### Goal of the exercise
Give the number of lines below that contain "replies", with no other output.

----- Record extracts -----

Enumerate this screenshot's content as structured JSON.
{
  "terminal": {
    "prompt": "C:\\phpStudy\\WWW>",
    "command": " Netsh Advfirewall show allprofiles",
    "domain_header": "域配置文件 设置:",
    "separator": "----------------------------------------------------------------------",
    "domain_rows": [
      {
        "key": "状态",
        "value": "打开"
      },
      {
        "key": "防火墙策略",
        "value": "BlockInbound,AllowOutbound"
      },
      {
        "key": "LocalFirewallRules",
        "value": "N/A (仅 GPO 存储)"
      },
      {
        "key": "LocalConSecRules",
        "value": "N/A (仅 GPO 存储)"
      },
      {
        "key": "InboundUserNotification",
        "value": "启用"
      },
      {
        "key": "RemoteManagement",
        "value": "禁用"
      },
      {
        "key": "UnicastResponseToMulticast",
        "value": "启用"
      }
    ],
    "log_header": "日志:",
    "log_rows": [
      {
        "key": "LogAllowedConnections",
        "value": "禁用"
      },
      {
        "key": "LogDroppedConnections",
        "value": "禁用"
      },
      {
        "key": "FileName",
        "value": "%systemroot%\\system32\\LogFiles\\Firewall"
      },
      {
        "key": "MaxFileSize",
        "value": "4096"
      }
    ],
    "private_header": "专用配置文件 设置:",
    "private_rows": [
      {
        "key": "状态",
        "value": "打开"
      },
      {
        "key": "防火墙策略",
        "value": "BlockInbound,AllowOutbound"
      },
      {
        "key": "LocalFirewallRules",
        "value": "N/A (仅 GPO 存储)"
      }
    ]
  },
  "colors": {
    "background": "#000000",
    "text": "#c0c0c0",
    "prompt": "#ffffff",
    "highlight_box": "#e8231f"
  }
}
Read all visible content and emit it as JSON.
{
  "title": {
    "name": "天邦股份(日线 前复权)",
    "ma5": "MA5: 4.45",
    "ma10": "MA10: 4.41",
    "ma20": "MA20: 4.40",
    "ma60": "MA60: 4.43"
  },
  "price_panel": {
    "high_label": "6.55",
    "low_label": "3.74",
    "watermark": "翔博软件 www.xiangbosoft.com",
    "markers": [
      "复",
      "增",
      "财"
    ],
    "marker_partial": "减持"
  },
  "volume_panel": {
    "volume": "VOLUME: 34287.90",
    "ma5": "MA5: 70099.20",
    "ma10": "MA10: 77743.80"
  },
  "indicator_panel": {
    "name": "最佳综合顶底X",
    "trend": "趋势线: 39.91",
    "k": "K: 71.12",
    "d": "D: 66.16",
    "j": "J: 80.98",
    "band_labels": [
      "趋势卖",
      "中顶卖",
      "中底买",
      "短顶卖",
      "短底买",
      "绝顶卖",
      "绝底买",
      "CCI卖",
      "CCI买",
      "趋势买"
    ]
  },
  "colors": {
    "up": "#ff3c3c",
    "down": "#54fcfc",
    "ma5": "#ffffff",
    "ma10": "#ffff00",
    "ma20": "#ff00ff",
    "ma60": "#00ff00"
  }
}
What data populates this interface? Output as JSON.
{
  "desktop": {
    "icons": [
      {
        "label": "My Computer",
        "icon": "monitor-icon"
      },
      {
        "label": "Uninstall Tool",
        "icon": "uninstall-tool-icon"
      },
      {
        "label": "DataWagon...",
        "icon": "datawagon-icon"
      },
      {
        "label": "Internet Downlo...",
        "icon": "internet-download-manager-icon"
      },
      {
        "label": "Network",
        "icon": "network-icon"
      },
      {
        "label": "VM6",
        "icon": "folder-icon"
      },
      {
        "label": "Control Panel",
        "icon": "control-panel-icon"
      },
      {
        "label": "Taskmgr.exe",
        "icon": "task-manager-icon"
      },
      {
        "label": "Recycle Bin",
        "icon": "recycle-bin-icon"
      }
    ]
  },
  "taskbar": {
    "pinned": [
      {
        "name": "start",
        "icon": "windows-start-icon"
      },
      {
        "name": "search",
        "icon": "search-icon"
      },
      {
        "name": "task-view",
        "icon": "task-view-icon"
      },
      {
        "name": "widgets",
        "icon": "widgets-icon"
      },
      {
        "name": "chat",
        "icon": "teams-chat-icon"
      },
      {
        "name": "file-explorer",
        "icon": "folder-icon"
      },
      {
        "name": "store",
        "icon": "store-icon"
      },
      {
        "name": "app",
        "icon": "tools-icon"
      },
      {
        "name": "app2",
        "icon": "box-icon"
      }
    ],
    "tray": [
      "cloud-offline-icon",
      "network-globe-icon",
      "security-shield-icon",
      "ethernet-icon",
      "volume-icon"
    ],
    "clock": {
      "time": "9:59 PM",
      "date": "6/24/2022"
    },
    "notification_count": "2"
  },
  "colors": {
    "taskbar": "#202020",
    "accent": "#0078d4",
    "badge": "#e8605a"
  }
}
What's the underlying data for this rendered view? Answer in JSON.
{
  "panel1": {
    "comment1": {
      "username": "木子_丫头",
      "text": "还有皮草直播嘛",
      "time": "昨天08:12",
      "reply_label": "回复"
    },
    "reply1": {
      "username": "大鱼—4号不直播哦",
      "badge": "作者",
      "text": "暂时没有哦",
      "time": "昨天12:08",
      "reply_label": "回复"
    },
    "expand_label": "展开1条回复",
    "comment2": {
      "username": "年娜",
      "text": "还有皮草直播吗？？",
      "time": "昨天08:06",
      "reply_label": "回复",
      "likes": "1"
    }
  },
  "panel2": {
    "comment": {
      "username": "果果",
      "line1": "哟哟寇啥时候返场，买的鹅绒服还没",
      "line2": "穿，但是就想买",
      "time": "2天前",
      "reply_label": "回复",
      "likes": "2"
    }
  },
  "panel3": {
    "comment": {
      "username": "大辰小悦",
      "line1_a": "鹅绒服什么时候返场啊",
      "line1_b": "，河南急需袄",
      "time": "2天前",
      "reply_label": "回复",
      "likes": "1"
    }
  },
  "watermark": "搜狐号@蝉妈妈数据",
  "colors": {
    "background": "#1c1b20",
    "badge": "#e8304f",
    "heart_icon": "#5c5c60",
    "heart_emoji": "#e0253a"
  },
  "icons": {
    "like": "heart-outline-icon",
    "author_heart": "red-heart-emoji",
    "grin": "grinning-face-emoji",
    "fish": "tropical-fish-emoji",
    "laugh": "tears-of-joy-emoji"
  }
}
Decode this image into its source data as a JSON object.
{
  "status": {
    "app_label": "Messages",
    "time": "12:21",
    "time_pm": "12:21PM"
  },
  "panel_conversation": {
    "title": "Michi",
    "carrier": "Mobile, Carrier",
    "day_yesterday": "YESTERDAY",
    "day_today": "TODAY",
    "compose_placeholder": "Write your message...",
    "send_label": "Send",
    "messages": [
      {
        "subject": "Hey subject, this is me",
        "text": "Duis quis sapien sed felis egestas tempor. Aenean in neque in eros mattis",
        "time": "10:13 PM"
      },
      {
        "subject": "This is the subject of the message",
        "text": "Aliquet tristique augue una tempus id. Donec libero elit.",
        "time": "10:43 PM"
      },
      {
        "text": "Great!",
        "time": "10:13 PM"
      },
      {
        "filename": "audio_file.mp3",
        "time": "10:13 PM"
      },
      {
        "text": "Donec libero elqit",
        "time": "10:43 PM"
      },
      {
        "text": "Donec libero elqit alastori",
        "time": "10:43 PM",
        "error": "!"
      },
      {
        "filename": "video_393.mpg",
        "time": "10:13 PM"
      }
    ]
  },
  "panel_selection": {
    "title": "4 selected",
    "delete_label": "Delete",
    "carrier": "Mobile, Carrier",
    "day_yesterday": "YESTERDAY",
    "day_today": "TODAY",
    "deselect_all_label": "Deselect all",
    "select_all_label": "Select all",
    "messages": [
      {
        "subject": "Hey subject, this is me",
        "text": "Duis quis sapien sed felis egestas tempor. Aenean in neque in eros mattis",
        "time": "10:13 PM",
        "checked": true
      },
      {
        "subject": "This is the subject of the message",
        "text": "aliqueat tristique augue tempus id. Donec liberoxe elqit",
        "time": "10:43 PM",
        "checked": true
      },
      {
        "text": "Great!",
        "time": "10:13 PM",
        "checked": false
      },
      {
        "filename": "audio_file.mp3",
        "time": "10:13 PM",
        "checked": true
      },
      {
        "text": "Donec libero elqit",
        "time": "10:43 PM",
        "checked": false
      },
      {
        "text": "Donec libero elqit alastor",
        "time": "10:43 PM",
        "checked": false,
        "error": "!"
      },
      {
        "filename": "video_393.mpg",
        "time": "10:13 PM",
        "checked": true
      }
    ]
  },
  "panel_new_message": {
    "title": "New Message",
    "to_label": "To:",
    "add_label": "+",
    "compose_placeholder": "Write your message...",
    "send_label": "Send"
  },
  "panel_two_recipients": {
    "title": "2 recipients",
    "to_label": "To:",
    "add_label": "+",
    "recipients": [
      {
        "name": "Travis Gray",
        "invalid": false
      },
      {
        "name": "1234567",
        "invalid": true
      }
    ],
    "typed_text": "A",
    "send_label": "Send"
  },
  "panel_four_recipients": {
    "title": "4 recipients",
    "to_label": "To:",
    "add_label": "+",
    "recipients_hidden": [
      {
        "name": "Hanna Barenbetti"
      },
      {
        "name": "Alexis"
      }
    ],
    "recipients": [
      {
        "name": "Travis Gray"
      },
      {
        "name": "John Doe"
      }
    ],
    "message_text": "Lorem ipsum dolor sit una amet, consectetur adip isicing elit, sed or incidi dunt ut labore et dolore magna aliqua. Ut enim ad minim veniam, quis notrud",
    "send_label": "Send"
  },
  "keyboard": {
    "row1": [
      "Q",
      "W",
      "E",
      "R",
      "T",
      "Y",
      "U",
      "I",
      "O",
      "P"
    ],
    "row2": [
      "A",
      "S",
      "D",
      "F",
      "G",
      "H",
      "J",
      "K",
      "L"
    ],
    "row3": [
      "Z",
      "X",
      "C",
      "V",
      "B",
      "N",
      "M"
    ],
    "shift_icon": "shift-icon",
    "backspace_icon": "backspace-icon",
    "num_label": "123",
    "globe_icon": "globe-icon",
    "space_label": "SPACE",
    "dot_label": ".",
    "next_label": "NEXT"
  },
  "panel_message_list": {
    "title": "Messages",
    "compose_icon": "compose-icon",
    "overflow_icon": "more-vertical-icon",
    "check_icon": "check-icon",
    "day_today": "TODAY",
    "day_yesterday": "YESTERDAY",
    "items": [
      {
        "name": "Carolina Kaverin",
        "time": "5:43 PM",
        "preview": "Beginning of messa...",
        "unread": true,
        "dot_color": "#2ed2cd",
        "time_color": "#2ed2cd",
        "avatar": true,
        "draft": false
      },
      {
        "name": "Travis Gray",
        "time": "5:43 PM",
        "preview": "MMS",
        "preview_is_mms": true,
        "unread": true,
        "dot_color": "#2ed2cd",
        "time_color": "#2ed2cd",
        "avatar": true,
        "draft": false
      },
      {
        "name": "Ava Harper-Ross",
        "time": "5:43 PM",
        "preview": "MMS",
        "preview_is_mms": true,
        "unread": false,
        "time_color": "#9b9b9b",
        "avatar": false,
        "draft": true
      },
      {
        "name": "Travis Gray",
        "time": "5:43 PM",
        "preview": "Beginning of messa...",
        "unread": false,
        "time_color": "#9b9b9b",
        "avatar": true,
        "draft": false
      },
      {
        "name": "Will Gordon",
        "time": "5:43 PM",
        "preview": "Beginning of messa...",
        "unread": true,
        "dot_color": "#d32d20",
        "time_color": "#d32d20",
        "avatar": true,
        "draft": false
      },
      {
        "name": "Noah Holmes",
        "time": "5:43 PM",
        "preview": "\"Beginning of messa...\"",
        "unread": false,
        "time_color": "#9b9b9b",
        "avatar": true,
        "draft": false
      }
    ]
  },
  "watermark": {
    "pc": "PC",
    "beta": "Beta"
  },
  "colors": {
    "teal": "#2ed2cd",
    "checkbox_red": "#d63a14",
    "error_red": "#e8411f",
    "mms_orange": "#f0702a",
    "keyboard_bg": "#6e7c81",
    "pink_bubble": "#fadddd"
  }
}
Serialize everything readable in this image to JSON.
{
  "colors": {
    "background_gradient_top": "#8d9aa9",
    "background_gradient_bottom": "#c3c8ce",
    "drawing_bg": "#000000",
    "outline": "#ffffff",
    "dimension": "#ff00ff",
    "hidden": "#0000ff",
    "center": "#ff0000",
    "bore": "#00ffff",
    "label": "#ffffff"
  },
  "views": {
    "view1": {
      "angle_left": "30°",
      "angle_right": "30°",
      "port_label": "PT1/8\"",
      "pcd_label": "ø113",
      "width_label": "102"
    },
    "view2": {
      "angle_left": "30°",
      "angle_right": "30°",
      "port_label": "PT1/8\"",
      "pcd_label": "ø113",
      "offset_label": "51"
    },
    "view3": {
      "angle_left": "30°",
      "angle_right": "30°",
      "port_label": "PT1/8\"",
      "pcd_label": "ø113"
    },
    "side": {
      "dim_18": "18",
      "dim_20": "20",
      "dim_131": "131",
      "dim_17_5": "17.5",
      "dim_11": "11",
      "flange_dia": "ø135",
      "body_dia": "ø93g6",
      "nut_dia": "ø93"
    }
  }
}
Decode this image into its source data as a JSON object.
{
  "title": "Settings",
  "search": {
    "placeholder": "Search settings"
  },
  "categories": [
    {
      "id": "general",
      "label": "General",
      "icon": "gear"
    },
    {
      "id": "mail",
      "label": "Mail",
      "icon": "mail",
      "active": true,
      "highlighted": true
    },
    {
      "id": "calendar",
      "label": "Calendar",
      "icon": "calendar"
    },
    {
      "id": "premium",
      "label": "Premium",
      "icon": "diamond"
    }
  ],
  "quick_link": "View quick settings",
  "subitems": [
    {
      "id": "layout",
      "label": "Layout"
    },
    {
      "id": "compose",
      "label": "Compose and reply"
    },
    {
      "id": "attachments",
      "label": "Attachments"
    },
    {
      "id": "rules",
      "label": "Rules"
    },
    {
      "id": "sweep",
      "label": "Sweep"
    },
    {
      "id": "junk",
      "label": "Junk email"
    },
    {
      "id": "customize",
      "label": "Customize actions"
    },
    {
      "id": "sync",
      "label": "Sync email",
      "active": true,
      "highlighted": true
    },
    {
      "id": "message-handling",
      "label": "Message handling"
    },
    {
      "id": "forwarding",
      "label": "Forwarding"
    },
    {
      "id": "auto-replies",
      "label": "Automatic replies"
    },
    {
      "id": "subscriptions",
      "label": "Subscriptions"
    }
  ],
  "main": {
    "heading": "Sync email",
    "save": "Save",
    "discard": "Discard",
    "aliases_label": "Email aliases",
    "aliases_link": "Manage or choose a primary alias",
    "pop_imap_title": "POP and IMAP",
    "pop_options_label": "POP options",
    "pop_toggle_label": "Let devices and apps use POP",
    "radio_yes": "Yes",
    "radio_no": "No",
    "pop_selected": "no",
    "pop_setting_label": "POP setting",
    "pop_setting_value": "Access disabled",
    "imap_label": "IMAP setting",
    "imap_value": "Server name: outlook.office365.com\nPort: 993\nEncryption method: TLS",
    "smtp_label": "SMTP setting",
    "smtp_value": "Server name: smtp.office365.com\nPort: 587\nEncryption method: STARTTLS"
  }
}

-----

### Final answer
2